- [Directive] Find every line with the word "财政厅按职责分工负责". Copy those lines.

- [Data records]
======
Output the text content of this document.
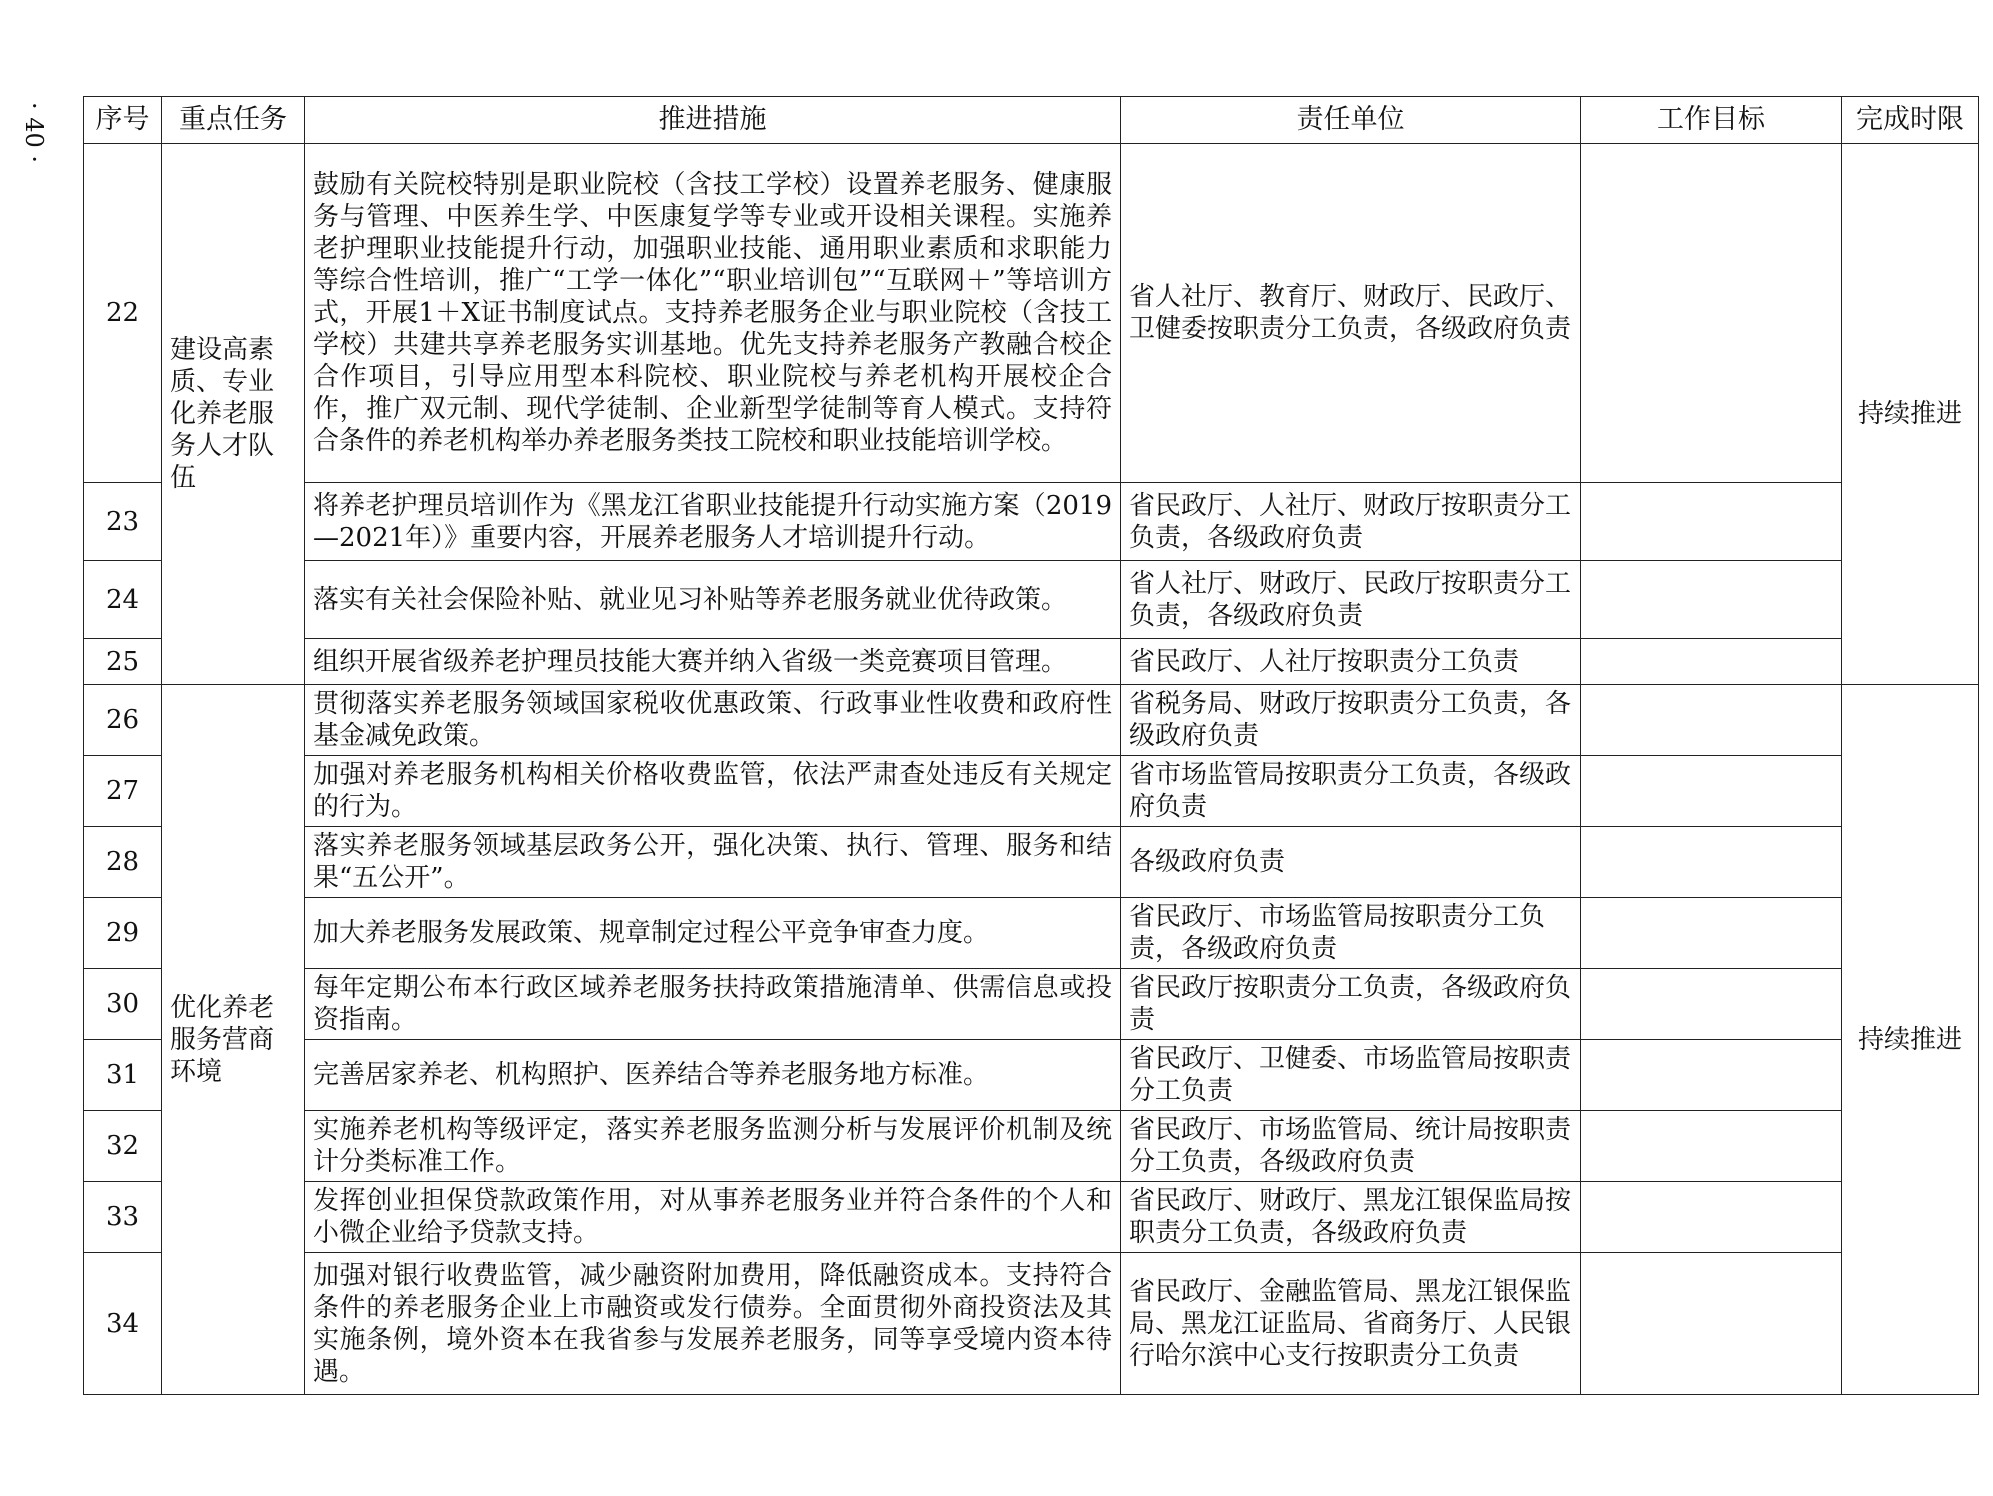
· 40 · 序号	重点任务	推进措施	责任单位	工作目标	完成时限
22	建设高素质、专业化养老服务人才队伍	鼓励有关院校特别是职业院校（含技工学校）设置养老服务、健康服务与管理、中医养生学、中医康复学等专业或开设相关课程。实施养老护理职业技能提升行动，加强职业技能、通用职业素质和求职能力等综合性培训，推广“工学一体化”“职业培训包”“互联网＋”等培训方式，开展1＋X证书制度试点。支持养老服务企业与职业院校（含技工学校）共建共享养老服务实训基地。优先支持养老服务产教融合校企合作项目，引导应用型本科院校、职业院校与养老机构开展校企合作，推广双元制、现代学徒制、企业新型学徒制等育人模式。支持符合条件的养老机构举办养老服务类技工院校和职业技能培训学校。	省人社厅、教育厅、财政厅、民政厅、卫健委按职责分工负责，各级政府负责		持续推进
23		将养老护理员培训作为《黑龙江省职业技能提升行动实施方案（2019—2021年）》重要内容，开展养老服务人才培训提升行动。	省民政厅、人社厅、财政厅按职责分工负责，各级政府负责		
24		落实有关社会保险补贴、就业见习补贴等养老服务就业优待政策。	省人社厅、财政厅、民政厅按职责分工负责，各级政府负责		
25		组织开展省级养老护理员技能大赛并纳入省级一类竞赛项目管理。	省民政厅、人社厅按职责分工负责		
26	优化养老服务营商环境	贯彻落实养老服务领域国家税收优惠政策、行政事业性收费和政府性基金减免政策。	省税务局、财政厅按职责分工负责，各级政府负责		持续推进
27		加强对养老服务机构相关价格收费监管，依法严肃查处违反有关规定的行为。	省市场监管局按职责分工负责，各级政府负责		
28		落实养老服务领域基层政务公开，强化决策、执行、管理、服务和结果“五公开”。	各级政府负责		
29		加大养老服务发展政策、规章制定过程公平竞争审查力度。	省民政厅、市场监管局按职责分工负责，各级政府负责		
30		每年定期公布本行政区域养老服务扶持政策措施清单、供需信息或投资指南。	省民政厅按职责分工负责，各级政府负责		
31		完善居家养老、机构照护、医养结合等养老服务地方标准。	省民政厅、卫健委、市场监管局按职责分工负责		
32		实施养老机构等级评定，落实养老服务监测分析与发展评价机制及统计分类标准工作。	省民政厅、市场监管局、统计局按职责分工负责，各级政府负责		
33		发挥创业担保贷款政策作用，对从事养老服务业并符合条件的个人和小微企业给予贷款支持。	省民政厅、财政厅、黑龙江银保监局按职责分工负责，各级政府负责		
34		加强对银行收费监管，减少融资附加费用，降低融资成本。支持符合条件的养老服务企业上市融资或发行债券。全面贯彻外商投资法及其实施条例，境外资本在我省参与发展养老服务，同等享受境内资本待遇。	省民政厅、金融监管局、黑龙江银保监局、黑龙江证监局、省商务厅、人民银行哈尔滨中心支行按职责分工负责		
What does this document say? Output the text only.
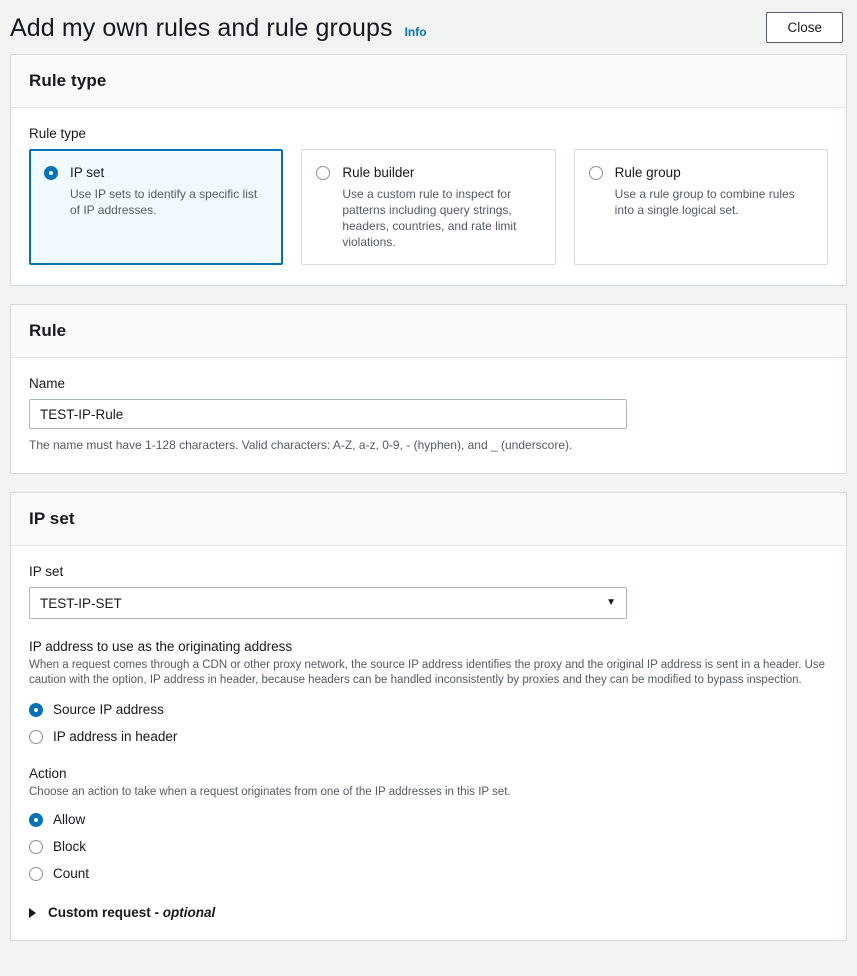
Add my own rules and rule groups Info	Close
Rule type
Rule type
IP set
Use IP sets to identify a specific list of IP addresses.
Rule builder
Use a custom rule to inspect for patterns including query strings, headers, countries, and rate limit violations.
Rule group
Use a rule group to combine rules into a single logical set.
Rule
Name
TEST-IP-Rule
The name must have 1-128 characters. Valid characters: A-Z, a-z, 0-9, - (hyphen), and _ (underscore).
IP set
IP set
TEST-IP-SET	▼
IP address to use as the originating address
When a request comes through a CDN or other proxy network, the source IP address identifies the proxy and the original IP address is sent in a header. Use caution with the option, IP address in header, because headers can be handled inconsistently by proxies and they can be modified to bypass inspection.
Source IP address
IP address in header
Action
Choose an action to take when a request originates from one of the IP addresses in this IP set.
Allow
Block
Count
Custom request - optional
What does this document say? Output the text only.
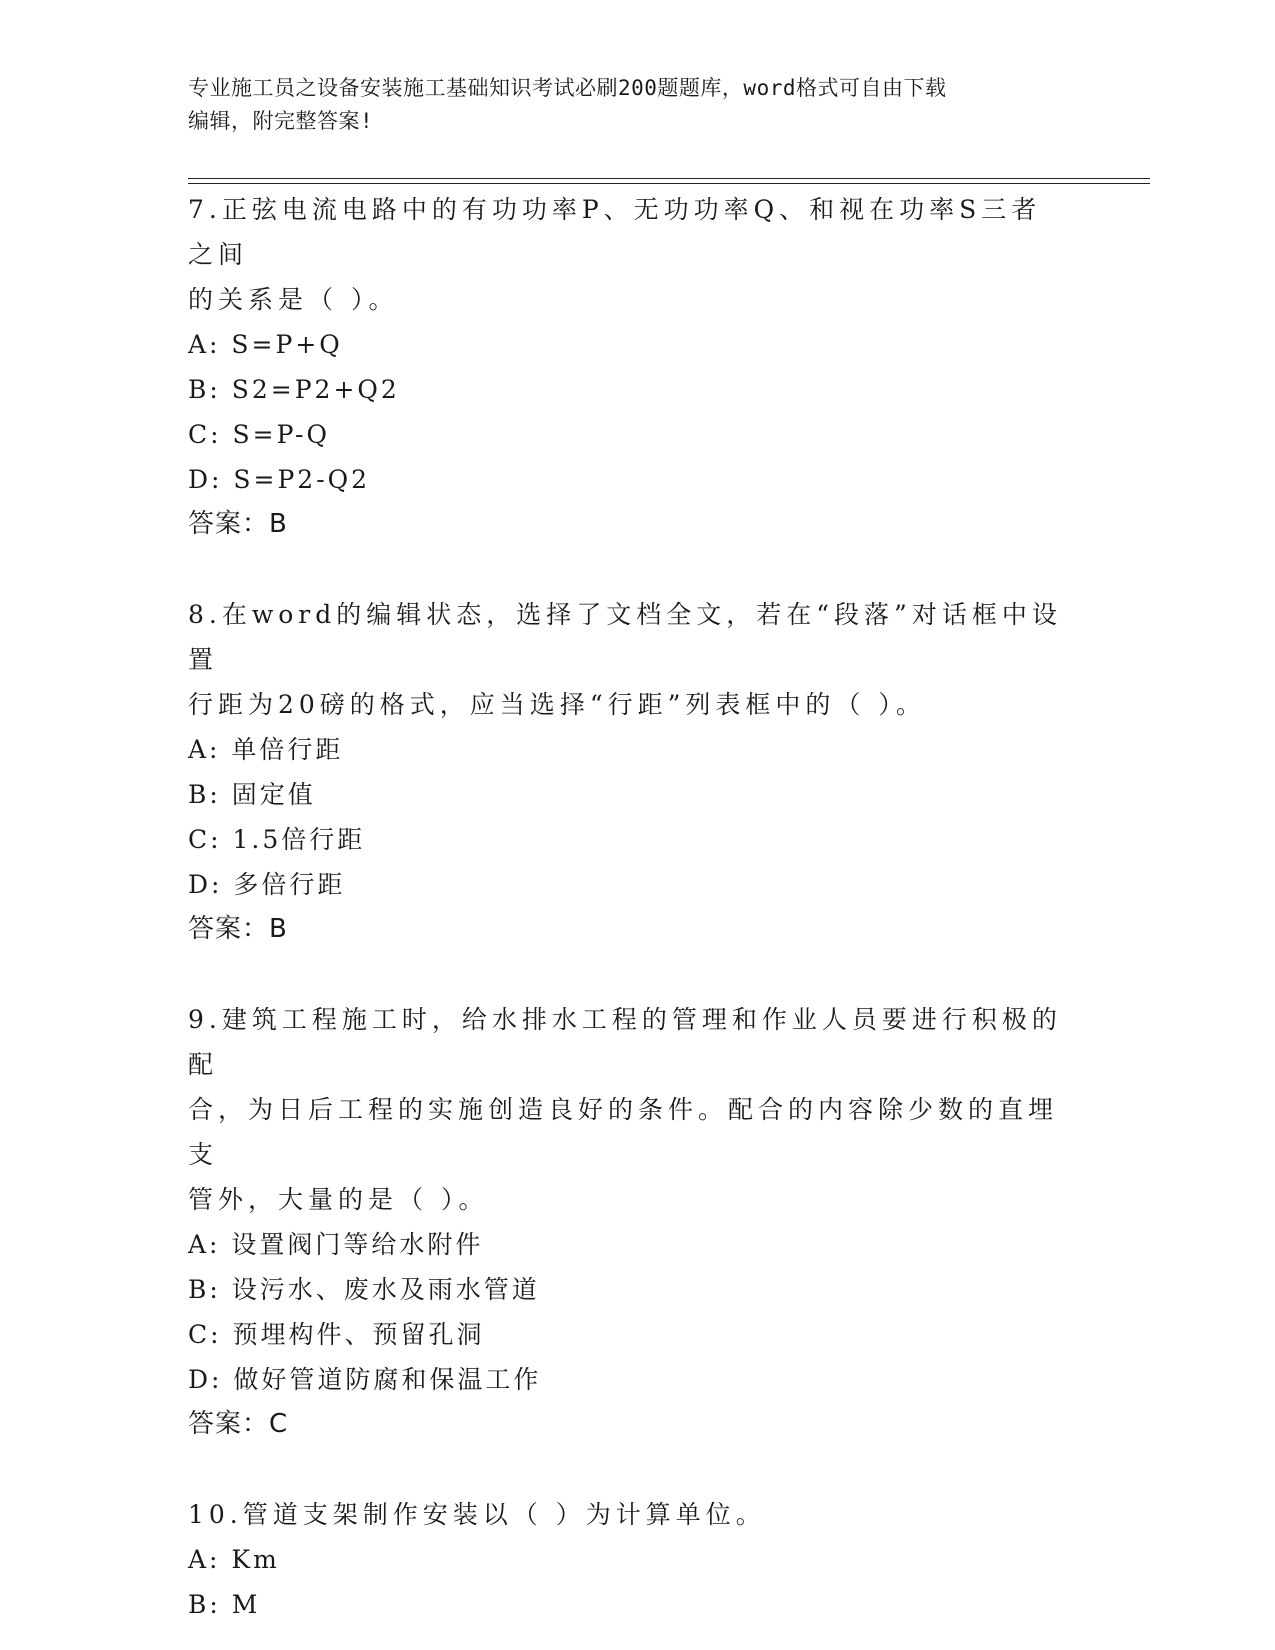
专业施工员之设备安装施工基础知识考试必刷200题题库，word格式可自由下载
编辑，附完整答案!

7.正弦电流电路中的有功功率P、无功功率Q、和视在功率S三者之间

的关系是（ ）。

A: S=P+Q

B: S2=P2+Q2

C: S=P-Q

D: S=P2-Q2

答案：B

8.在word的编辑状态，选择了文档全文，若在“段落”对话框中设置

行距为20磅的格式，应当选择“行距”列表框中的（ ）。

A: 单倍行距

B: 固定值

C: 1.5倍行距

D: 多倍行距

答案：B

9.建筑工程施工时，给水排水工程的管理和作业人员要进行积极的配

合，为日后工程的实施创造良好的条件。配合的内容除少数的直埋支

管外，大量的是（ ）。

A: 设置阀门等给水附件

B: 设污水、废水及雨水管道

C: 预埋构件、预留孔洞

D: 做好管道防腐和保温工作

答案：C

10.管道支架制作安装以（ ）为计算单位。

A: Km

B: M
======
- [Solution for this problem]
23		将养老护理员培训作为《黑龙江省职业技能提升行动实施方案（2019—2021年）》重要内容，开展养老服务人才培训提升行动。	省民政厅、人社厅、财政厅按职责分工负责，各级政府负责		
26	优化养老服务营商环境	贯彻落实养老服务领域国家税收优惠政策、行政事业性收费和政府性基金减免政策。	省税务局、财政厅按职责分工负责，各级政府负责		持续推进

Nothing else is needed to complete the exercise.